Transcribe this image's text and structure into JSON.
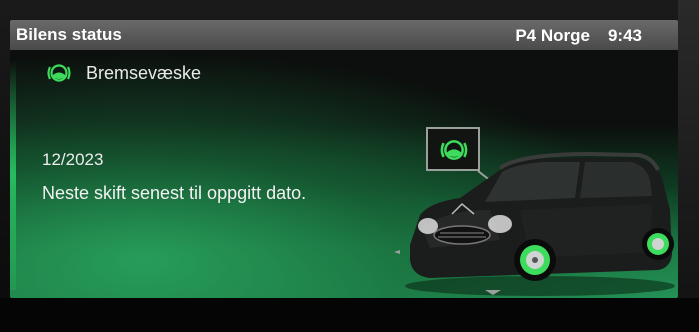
{
  "header": {
    "title": "Bilens status",
    "radio_station": "P4 Norge",
    "clock": "9:43"
  },
  "status_item": {
    "icon": "brake-fluid-icon",
    "label": "Bremsevæske",
    "due_date": "12/2023",
    "message": "Neste skift senest til oppgitt dato."
  },
  "colors": {
    "accent_green": "#3ddc5c",
    "title_bar": "#5a5a5a",
    "text": "#ececec"
  }
}
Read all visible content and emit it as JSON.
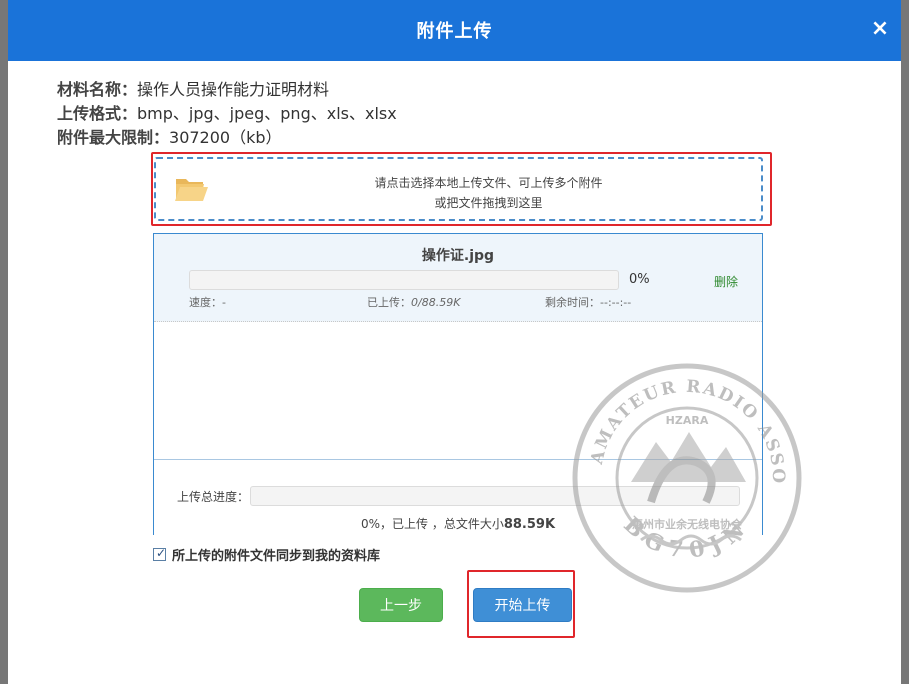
{
  "dialog": {
    "title": "附件上传",
    "close_glyph": "×"
  },
  "info": {
    "material_name_label": "材料名称：",
    "material_name_value": "操作人员操作能力证明材料",
    "upload_format_label": "上传格式：",
    "upload_format_value": "bmp、jpg、jpeg、png、xls、xlsx",
    "max_size_label": "附件最大限制：",
    "max_size_value": "307200（kb）"
  },
  "dropzone": {
    "line1": "请点击选择本地上传文件、可上传多个附件",
    "line2": "或把文件拖拽到这里",
    "icon": "folder-open-icon"
  },
  "files": [
    {
      "name": "操作证.jpg",
      "progress_percent": 0,
      "percent_text": "0%",
      "delete_label": "删除",
      "speed_label": "速度：",
      "speed_value": "-",
      "uploaded_label": "已上传：",
      "uploaded_value": "0/88.59K",
      "remaining_label": "剩余时间：",
      "remaining_value": "--:--:--"
    }
  ],
  "total": {
    "label": "上传总进度：",
    "progress_percent": 0,
    "summary_prefix": "0%，已上传 ，总文件大小",
    "total_size": "88.59K"
  },
  "sync": {
    "checked": true,
    "label": "所上传的附件文件同步到我的资料库"
  },
  "buttons": {
    "prev_label": "上一步",
    "start_label": "开始上传"
  },
  "watermark": {
    "top_text": "HUIZHOU AMATEUR RADIO ASSOCIATION",
    "abbr": "HZARA",
    "cn_name": "惠州市业余无线电协会",
    "callsign": "BG70JN"
  },
  "colors": {
    "header": "#1a73d9",
    "highlight": "#e0262b",
    "dashed": "#4a8cc9",
    "green_button": "#5cb85c",
    "blue_button": "#3f8fd6"
  }
}
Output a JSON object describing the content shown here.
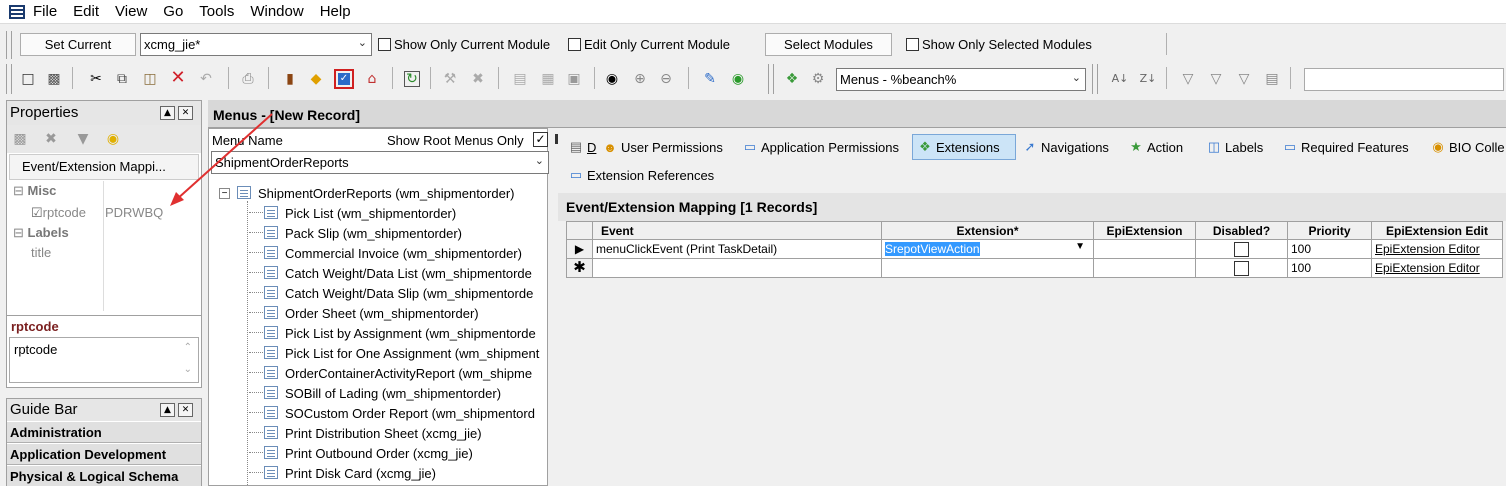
{
  "menubar": {
    "items": [
      "File",
      "Edit",
      "View",
      "Go",
      "Tools",
      "Window",
      "Help"
    ]
  },
  "toolbar1": {
    "set_current": "Set Current",
    "module_value": "xcmg_jie*",
    "show_only_current_module": "Show Only Current Module",
    "edit_only_current_module": "Edit Only Current Module",
    "select_modules": "Select Modules",
    "show_only_selected_modules": "Show Only Selected Modules"
  },
  "toolbar2": {
    "menu_filter_value": "Menus - %beanch%",
    "icons": [
      "new-icon",
      "save-icon",
      "cut-icon",
      "copy-icon",
      "paste-icon",
      "delete-icon",
      "undo-icon",
      "print-icon",
      "book-icon",
      "diamond-icon",
      "check-icon",
      "home-icon",
      "refresh-icon",
      "hammer-icon",
      "tools-x-icon",
      "grid1-icon",
      "grid2-icon",
      "image-icon",
      "binoculars-icon",
      "zoom-in-icon",
      "zoom-out-icon",
      "edit-doc-icon",
      "glasses-icon",
      "puzzle-icon",
      "gear-icon",
      "sort-asc-icon",
      "sort-desc-icon",
      "filter1-icon",
      "filter2-icon",
      "filter3-icon",
      "filter4-icon"
    ]
  },
  "properties": {
    "title": "Properties",
    "object_label": "Event/Extension Mappi...",
    "misc_header": "Misc",
    "rptcode_label": "rptcode",
    "rptcode_value": "PDRWBQ",
    "labels_header": "Labels",
    "title_label": "title",
    "desc_title": "rptcode",
    "desc_text": "rptcode"
  },
  "guide_bar": {
    "title": "Guide Bar",
    "items": [
      "Administration",
      "Application Development",
      "Physical & Logical Schema"
    ]
  },
  "menus_panel": {
    "title": "Menus - [New Record]",
    "menu_name_label": "Menu Name",
    "show_root_menus_only": "Show Root Menus Only",
    "menu_value": "ShipmentOrderReports",
    "root": "ShipmentOrderReports  (wm_shipmentorder)",
    "children": [
      "Pick List  (wm_shipmentorder)",
      "Pack Slip  (wm_shipmentorder)",
      "Commercial Invoice  (wm_shipmentorder)",
      "Catch Weight/Data List  (wm_shipmentorde",
      "Catch Weight/Data Slip  (wm_shipmentorde",
      "Order Sheet  (wm_shipmentorder)",
      "Pick List by Assignment  (wm_shipmentorde",
      "Pick List for One Assignment  (wm_shipment",
      "OrderContainerActivityReport  (wm_shipme",
      "SOBill of Lading  (wm_shipmentorder)",
      "SOCustom Order Report  (wm_shipmentord",
      "Print Distribution Sheet  (xcmg_jie)",
      "Print Outbound Order  (xcmg_jie)",
      "Print Disk Card  (xcmg_jie)"
    ]
  },
  "tabs": [
    {
      "label": "D",
      "icon": "form-icon"
    },
    {
      "label": "User Permissions",
      "icon": "users-icon"
    },
    {
      "label": "Application Permissions",
      "icon": "app-icon"
    },
    {
      "label": "Extensions",
      "icon": "extensions-icon"
    },
    {
      "label": "Navigations",
      "icon": "navigation-icon"
    },
    {
      "label": "Action",
      "icon": "action-icon"
    },
    {
      "label": "Labels",
      "icon": "labels-icon"
    },
    {
      "label": "Required Features",
      "icon": "features-icon"
    },
    {
      "label": "BIO Colle",
      "icon": "bio-icon"
    },
    {
      "label": "Extension References",
      "icon": "references-icon"
    }
  ],
  "grid": {
    "title": "Event/Extension Mapping [1 Records]",
    "columns": [
      "Event",
      "Extension*",
      "EpiExtension",
      "Disabled?",
      "Priority",
      "EpiExtension Edit"
    ],
    "rows": [
      {
        "event": "menuClickEvent (Print TaskDetail)",
        "extension": "SrepotViewAction",
        "epi": "",
        "priority": "100",
        "editor": "EpiExtension Editor"
      },
      {
        "event": "",
        "extension": "",
        "epi": "",
        "priority": "100",
        "editor": "EpiExtension Editor"
      }
    ]
  },
  "colors": {
    "annotation_red": "#e03030",
    "selection_blue": "#3399ff",
    "active_tab": "#cce4f7"
  }
}
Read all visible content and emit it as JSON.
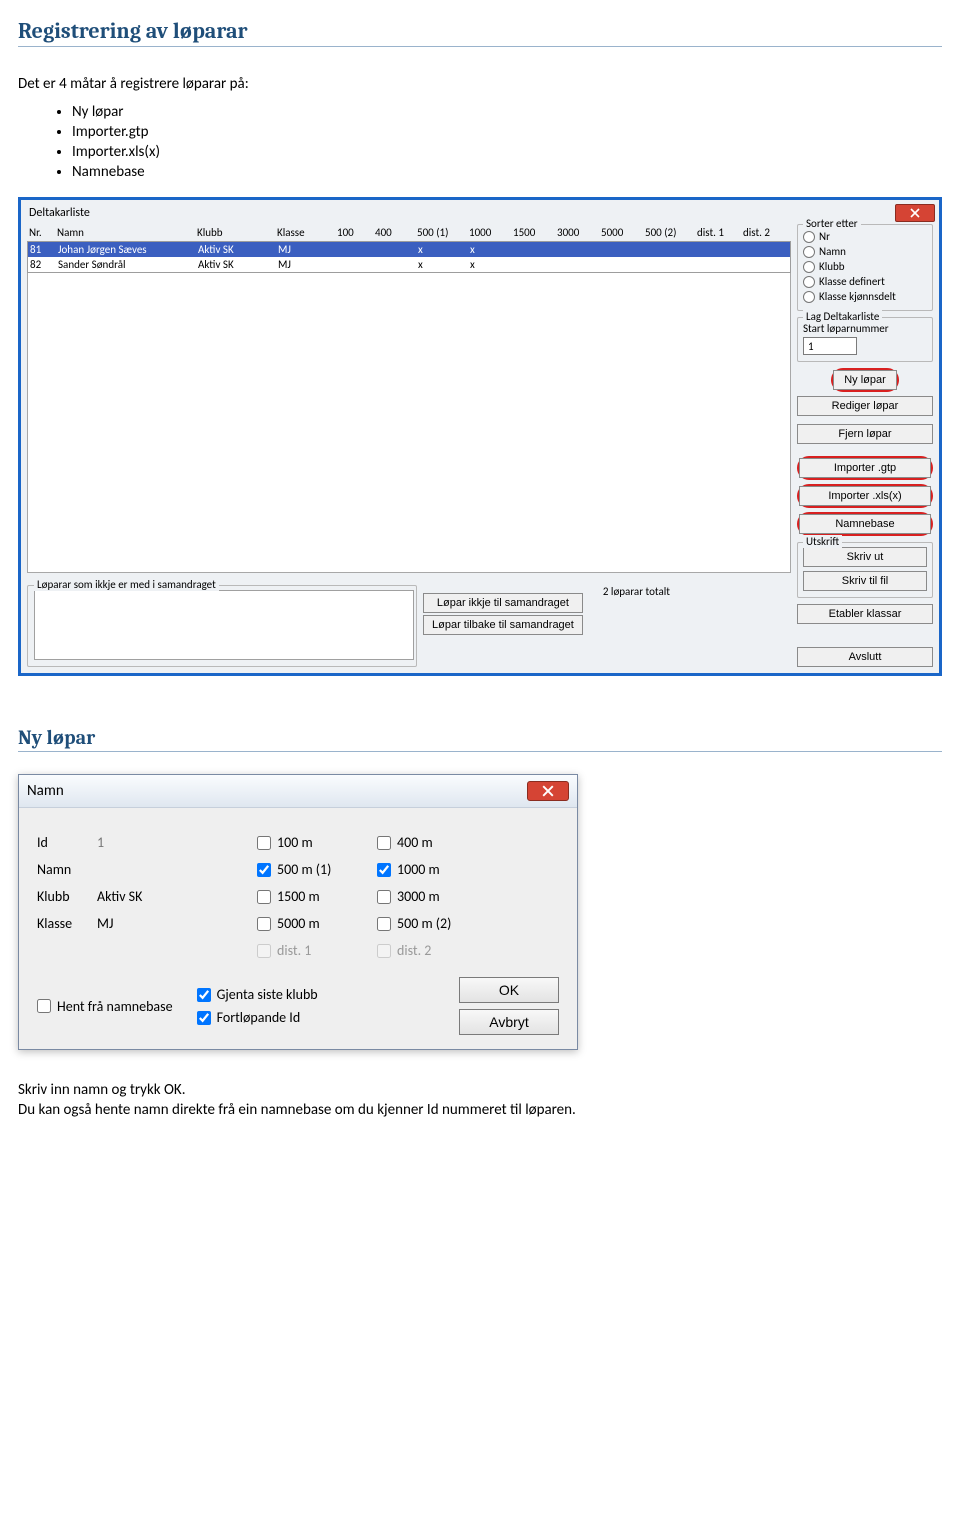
----------
▶ Goal
Repeat the material above verbatim. Leave the pictures behind.

▶ Task output
Transcribe this image's text and structure into JSON.
{
  "header": {
    "title": "Bilens status",
    "radio_station": "P4 Norge",
    "clock": "9:43"
  },
  "status_item": {
    "icon": "brake-fluid-icon",
    "label": "Bremsevæske",
    "due_date": "12/2023",
    "message": "Neste skift senest til oppgitt dato."
  },
  "colors": {
    "accent_green": "#3ddc5c",
    "title_bar": "#5a5a5a",
    "text": "#ececec"
  }
}
Read all visible content and emit it as JSON.
{
  "dialog": {
    "title": "附件上传",
    "close_glyph": "×"
  },
  "info": {
    "material_name_label": "材料名称：",
    "material_name_value": "操作人员操作能力证明材料",
    "upload_format_label": "上传格式：",
    "upload_format_value": "bmp、jpg、jpeg、png、xls、xlsx",
    "max_size_label": "附件最大限制：",
    "max_size_value": "307200（kb）"
  },
  "dropzone": {
    "line1": "请点击选择本地上传文件、可上传多个附件",
    "line2": "或把文件拖拽到这里",
    "icon": "folder-open-icon"
  },
  "files": [
    {
      "name": "操作证.jpg",
      "progress_percent": 0,
      "percent_text": "0%",
      "delete_label": "删除",
      "speed_label": "速度：",
      "speed_value": "-",
      "uploaded_label": "已上传：",
      "uploaded_value": "0/88.59K",
      "remaining_label": "剩余时间：",
      "remaining_value": "--:--:--"
    }
  ],
  "total": {
    "label": "上传总进度：",
    "progress_percent": 0,
    "summary_prefix": "0%，已上传 ，总文件大小",
    "total_size": "88.59K"
  },
  "sync": {
    "checked": true,
    "label": "所上传的附件文件同步到我的资料库"
  },
  "buttons": {
    "prev_label": "上一步",
    "start_label": "开始上传"
  },
  "watermark": {
    "top_text": "HUIZHOU AMATEUR RADIO ASSOCIATION",
    "abbr": "HZARA",
    "cn_name": "惠州市业余无线电协会",
    "callsign": "BG70JN"
  },
  "colors": {
    "header": "#1a73d9",
    "highlight": "#e0262b",
    "dashed": "#4a8cc9",
    "green_button": "#5cb85c",
    "blue_button": "#3f8fd6"
  }
}
Output a JSON object describing the content shown here.
{
  "menubar": {
    "items": [
      "File",
      "Edit",
      "View",
      "Go",
      "Tools",
      "Window",
      "Help"
    ]
  },
  "toolbar1": {
    "set_current": "Set Current",
    "module_value": "xcmg_jie*",
    "show_only_current_module": "Show Only Current Module",
    "edit_only_current_module": "Edit Only Current Module",
    "select_modules": "Select Modules",
    "show_only_selected_modules": "Show Only Selected Modules"
  },
  "toolbar2": {
    "menu_filter_value": "Menus - %beanch%",
    "icons": [
      "new-icon",
      "save-icon",
      "cut-icon",
      "copy-icon",
      "paste-icon",
      "delete-icon",
      "undo-icon",
      "print-icon",
      "book-icon",
      "diamond-icon",
      "check-icon",
      "home-icon",
      "refresh-icon",
      "hammer-icon",
      "tools-x-icon",
      "grid1-icon",
      "grid2-icon",
      "image-icon",
      "binoculars-icon",
      "zoom-in-icon",
      "zoom-out-icon",
      "edit-doc-icon",
      "glasses-icon",
      "puzzle-icon",
      "gear-icon",
      "sort-asc-icon",
      "sort-desc-icon",
      "filter1-icon",
      "filter2-icon",
      "filter3-icon",
      "filter4-icon"
    ]
  },
  "properties": {
    "title": "Properties",
    "object_label": "Event/Extension Mappi...",
    "misc_header": "Misc",
    "rptcode_label": "rptcode",
    "rptcode_value": "PDRWBQ",
    "labels_header": "Labels",
    "title_label": "title",
    "desc_title": "rptcode",
    "desc_text": "rptcode"
  },
  "guide_bar": {
    "title": "Guide Bar",
    "items": [
      "Administration",
      "Application Development",
      "Physical & Logical Schema"
    ]
  },
  "menus_panel": {
    "title": "Menus - [New Record]",
    "menu_name_label": "Menu Name",
    "show_root_menus_only": "Show Root Menus Only",
    "menu_value": "ShipmentOrderReports",
    "root": "ShipmentOrderReports  (wm_shipmentorder)",
    "children": [
      "Pick List  (wm_shipmentorder)",
      "Pack Slip  (wm_shipmentorder)",
      "Commercial Invoice  (wm_shipmentorder)",
      "Catch Weight/Data List  (wm_shipmentorde",
      "Catch Weight/Data Slip  (wm_shipmentorde",
      "Order Sheet  (wm_shipmentorder)",
      "Pick List by Assignment  (wm_shipmentorde",
      "Pick List for One Assignment  (wm_shipment",
      "OrderContainerActivityReport  (wm_shipme",
      "SOBill of Lading  (wm_shipmentorder)",
      "SOCustom Order Report  (wm_shipmentord",
      "Print Distribution Sheet  (xcmg_jie)",
      "Print Outbound Order  (xcmg_jie)",
      "Print Disk Card  (xcmg_jie)"
    ]
  },
  "tabs": [
    {
      "label": "D",
      "icon": "form-icon"
    },
    {
      "label": "User Permissions",
      "icon": "users-icon"
    },
    {
      "label": "Application Permissions",
      "icon": "app-icon"
    },
    {
      "label": "Extensions",
      "icon": "extensions-icon"
    },
    {
      "label": "Navigations",
      "icon": "navigation-icon"
    },
    {
      "label": "Action",
      "icon": "action-icon"
    },
    {
      "label": "Labels",
      "icon": "labels-icon"
    },
    {
      "label": "Required Features",
      "icon": "features-icon"
    },
    {
      "label": "BIO Colle",
      "icon": "bio-icon"
    },
    {
      "label": "Extension References",
      "icon": "references-icon"
    }
  ],
  "grid": {
    "title": "Event/Extension Mapping [1 Records]",
    "columns": [
      "Event",
      "Extension*",
      "EpiExtension",
      "Disabled?",
      "Priority",
      "EpiExtension Edit"
    ],
    "rows": [
      {
        "event": "menuClickEvent (Print TaskDetail)",
        "extension": "SrepotViewAction",
        "epi": "",
        "priority": "100",
        "editor": "EpiExtension Editor"
      },
      {
        "event": "",
        "extension": "",
        "epi": "",
        "priority": "100",
        "editor": "EpiExtension Editor"
      }
    ]
  },
  "colors": {
    "annotation_red": "#e03030",
    "selection_blue": "#3399ff",
    "active_tab": "#cce4f7"
  }
}
Read all visible content and emit it as JSON.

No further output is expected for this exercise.